§ EXERCISE OBJECTIVE
From the entries below, gather each line containing the word "Show".

---+---

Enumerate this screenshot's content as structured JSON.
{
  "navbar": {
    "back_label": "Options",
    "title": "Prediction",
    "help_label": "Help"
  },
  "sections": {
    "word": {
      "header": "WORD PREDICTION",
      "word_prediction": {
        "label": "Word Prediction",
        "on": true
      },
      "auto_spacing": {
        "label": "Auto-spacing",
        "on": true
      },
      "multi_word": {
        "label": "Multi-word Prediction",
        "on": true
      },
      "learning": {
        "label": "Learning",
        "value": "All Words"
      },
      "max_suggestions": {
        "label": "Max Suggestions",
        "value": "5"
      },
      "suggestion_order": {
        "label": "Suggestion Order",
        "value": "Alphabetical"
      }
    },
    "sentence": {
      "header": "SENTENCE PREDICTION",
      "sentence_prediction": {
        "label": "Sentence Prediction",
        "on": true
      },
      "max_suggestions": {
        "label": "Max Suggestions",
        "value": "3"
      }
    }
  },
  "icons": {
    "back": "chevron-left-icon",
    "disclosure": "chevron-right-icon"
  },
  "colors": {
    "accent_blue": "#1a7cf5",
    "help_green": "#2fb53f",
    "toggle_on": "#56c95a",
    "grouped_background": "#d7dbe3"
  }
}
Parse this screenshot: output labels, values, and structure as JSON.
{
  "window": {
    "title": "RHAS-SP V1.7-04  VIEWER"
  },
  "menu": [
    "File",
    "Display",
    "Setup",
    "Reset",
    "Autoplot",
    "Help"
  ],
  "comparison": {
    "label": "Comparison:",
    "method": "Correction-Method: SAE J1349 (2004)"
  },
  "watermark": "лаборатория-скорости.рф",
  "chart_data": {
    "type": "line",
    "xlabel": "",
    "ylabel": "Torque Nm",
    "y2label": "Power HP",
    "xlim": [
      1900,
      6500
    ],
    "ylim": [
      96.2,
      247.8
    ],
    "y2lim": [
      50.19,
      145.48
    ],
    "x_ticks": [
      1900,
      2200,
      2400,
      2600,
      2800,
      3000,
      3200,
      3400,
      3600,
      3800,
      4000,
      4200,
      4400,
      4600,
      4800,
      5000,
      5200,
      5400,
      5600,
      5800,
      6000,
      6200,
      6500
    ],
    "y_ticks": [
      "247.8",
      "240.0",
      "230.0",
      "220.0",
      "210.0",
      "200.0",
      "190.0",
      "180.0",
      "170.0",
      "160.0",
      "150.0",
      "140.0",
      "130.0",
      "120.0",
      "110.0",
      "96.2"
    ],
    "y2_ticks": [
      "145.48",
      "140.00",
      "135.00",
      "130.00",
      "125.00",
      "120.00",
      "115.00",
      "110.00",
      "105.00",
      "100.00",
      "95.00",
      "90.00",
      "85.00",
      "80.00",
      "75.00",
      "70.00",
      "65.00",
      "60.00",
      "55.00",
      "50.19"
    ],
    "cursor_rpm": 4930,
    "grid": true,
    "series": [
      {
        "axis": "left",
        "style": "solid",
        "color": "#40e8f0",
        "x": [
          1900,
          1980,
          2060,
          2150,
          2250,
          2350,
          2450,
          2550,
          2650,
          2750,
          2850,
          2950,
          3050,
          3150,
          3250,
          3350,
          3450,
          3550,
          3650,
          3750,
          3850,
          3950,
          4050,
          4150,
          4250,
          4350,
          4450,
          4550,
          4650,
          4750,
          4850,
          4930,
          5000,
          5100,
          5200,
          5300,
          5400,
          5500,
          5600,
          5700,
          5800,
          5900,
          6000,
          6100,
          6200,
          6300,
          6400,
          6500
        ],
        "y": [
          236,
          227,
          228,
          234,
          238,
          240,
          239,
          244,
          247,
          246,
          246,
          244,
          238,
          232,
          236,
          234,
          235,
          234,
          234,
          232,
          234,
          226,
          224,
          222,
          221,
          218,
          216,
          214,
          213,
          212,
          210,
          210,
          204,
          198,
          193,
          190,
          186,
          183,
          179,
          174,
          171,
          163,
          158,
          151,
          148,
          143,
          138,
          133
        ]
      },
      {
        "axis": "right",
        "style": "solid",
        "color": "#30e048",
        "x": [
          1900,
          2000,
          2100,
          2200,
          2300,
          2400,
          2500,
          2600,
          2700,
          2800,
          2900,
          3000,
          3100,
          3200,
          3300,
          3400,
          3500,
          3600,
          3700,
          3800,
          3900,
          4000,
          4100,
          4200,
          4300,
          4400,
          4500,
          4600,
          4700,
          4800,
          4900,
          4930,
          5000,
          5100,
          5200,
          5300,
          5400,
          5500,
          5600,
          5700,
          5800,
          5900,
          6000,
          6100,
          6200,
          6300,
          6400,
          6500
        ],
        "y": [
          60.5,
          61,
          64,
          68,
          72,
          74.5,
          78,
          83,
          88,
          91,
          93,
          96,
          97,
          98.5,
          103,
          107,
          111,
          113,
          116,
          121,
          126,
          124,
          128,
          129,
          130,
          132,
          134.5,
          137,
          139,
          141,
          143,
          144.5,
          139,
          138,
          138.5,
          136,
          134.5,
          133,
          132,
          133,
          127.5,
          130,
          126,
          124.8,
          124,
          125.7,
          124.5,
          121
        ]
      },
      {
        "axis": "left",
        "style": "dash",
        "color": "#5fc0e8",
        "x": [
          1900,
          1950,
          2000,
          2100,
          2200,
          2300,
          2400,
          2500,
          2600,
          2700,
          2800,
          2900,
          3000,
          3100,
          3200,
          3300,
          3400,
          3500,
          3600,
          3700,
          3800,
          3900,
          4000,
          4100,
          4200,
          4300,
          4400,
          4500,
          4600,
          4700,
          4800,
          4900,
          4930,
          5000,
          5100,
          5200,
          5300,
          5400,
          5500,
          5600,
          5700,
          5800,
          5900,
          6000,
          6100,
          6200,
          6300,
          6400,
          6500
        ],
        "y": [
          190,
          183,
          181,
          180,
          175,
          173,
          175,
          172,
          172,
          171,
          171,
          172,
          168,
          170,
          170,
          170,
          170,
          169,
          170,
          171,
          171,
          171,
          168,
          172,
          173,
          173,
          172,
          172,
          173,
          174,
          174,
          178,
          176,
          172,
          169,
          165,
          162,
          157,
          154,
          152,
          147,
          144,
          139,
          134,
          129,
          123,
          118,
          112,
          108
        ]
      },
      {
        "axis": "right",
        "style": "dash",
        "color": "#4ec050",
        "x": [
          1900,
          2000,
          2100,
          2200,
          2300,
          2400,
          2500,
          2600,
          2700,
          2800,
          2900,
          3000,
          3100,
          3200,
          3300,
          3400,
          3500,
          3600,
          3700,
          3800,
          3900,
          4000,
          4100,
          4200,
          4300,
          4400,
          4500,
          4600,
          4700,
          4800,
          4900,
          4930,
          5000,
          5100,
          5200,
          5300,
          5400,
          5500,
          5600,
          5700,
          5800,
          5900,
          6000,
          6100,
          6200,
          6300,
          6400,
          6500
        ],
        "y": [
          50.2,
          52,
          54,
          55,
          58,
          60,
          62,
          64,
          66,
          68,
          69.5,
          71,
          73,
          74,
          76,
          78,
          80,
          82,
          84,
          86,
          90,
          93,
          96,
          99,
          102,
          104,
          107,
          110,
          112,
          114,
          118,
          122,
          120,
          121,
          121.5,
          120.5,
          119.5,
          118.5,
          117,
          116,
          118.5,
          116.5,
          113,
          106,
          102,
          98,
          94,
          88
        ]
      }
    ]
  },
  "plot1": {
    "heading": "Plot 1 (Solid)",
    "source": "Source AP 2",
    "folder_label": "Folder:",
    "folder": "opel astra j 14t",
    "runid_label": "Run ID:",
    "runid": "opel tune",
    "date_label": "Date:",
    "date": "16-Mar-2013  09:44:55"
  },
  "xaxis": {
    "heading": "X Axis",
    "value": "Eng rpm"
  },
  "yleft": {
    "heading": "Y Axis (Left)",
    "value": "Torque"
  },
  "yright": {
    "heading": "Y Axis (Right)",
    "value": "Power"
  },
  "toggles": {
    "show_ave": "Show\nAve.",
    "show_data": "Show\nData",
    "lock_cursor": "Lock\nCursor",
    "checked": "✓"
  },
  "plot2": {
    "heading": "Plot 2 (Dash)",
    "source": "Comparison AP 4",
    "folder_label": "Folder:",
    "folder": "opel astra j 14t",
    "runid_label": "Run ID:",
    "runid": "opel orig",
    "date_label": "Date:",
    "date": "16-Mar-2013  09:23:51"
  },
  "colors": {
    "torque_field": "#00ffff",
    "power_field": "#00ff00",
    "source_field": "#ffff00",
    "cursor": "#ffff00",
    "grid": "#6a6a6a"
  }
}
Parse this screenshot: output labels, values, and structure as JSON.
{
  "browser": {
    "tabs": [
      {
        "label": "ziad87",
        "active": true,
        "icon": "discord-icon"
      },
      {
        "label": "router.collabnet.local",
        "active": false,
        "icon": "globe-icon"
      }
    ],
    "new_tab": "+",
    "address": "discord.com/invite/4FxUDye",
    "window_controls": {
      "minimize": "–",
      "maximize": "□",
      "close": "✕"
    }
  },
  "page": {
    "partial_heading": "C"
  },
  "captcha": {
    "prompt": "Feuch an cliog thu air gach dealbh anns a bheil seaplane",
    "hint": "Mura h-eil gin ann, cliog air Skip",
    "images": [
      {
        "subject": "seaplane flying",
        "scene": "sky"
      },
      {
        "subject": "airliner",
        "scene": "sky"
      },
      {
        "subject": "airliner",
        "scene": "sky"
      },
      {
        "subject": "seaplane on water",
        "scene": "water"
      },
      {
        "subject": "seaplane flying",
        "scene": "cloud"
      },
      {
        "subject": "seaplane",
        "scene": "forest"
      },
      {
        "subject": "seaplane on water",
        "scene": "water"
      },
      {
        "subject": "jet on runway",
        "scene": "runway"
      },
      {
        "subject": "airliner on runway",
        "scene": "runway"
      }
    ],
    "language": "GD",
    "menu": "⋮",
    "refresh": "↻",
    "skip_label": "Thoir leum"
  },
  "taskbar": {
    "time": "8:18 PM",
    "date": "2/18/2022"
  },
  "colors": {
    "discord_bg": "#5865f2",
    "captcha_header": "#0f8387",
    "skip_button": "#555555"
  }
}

---+---

§ SOLUTION
    "show_ave": "Show\nAve.",
    "show_data": "Show\nData",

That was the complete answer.